The problem:
Determine which lines contain the word "stack", then copy those lines.

Supplied records:
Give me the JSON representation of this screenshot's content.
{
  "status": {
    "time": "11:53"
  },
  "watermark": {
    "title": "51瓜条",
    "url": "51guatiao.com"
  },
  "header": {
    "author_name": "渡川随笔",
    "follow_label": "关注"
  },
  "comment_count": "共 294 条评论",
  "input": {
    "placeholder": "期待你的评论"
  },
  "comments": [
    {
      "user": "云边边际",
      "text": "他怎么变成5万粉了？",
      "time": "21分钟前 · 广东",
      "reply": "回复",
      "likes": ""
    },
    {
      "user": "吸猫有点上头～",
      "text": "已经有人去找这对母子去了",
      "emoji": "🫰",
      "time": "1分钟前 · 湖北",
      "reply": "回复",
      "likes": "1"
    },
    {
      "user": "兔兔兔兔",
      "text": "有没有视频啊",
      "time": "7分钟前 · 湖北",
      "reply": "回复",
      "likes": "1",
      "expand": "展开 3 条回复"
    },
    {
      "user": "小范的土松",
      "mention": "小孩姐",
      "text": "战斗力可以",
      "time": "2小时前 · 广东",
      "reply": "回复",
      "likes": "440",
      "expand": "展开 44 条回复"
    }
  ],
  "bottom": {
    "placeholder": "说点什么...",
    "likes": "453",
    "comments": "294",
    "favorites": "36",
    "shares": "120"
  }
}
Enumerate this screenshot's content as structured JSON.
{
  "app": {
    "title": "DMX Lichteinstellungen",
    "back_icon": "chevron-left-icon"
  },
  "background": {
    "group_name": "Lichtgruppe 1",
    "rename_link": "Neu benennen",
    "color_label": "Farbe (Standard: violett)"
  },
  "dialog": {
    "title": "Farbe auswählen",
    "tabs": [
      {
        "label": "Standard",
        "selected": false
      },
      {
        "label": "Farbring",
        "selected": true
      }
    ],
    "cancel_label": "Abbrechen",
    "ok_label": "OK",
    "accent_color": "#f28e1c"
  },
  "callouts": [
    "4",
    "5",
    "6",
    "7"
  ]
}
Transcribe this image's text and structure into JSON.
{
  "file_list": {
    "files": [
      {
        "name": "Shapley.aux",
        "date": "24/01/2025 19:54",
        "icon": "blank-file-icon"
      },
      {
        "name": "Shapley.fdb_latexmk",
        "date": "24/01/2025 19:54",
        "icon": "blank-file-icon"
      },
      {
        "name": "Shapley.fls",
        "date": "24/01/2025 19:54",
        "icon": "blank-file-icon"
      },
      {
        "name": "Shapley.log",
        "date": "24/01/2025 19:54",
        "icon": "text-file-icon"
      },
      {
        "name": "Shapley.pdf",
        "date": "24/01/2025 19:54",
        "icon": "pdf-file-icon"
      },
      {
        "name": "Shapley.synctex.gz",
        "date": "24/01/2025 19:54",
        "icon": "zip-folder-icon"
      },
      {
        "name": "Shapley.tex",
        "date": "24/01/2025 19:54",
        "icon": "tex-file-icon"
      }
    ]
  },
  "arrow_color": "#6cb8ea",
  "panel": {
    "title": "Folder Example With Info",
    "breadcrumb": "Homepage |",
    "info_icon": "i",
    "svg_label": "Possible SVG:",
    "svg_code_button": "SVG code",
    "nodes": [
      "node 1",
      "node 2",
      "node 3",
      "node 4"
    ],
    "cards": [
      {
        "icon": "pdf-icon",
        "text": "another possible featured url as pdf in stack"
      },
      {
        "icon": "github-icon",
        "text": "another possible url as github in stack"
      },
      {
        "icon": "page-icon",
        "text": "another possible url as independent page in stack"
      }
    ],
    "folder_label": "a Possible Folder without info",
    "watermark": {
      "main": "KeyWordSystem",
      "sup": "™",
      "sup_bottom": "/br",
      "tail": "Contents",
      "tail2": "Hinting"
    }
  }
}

Answer for this exercise:
        "text": "another possible featured url as pdf in stack"
        "text": "another possible url as github in stack"
        "text": "another possible url as independent page in stack"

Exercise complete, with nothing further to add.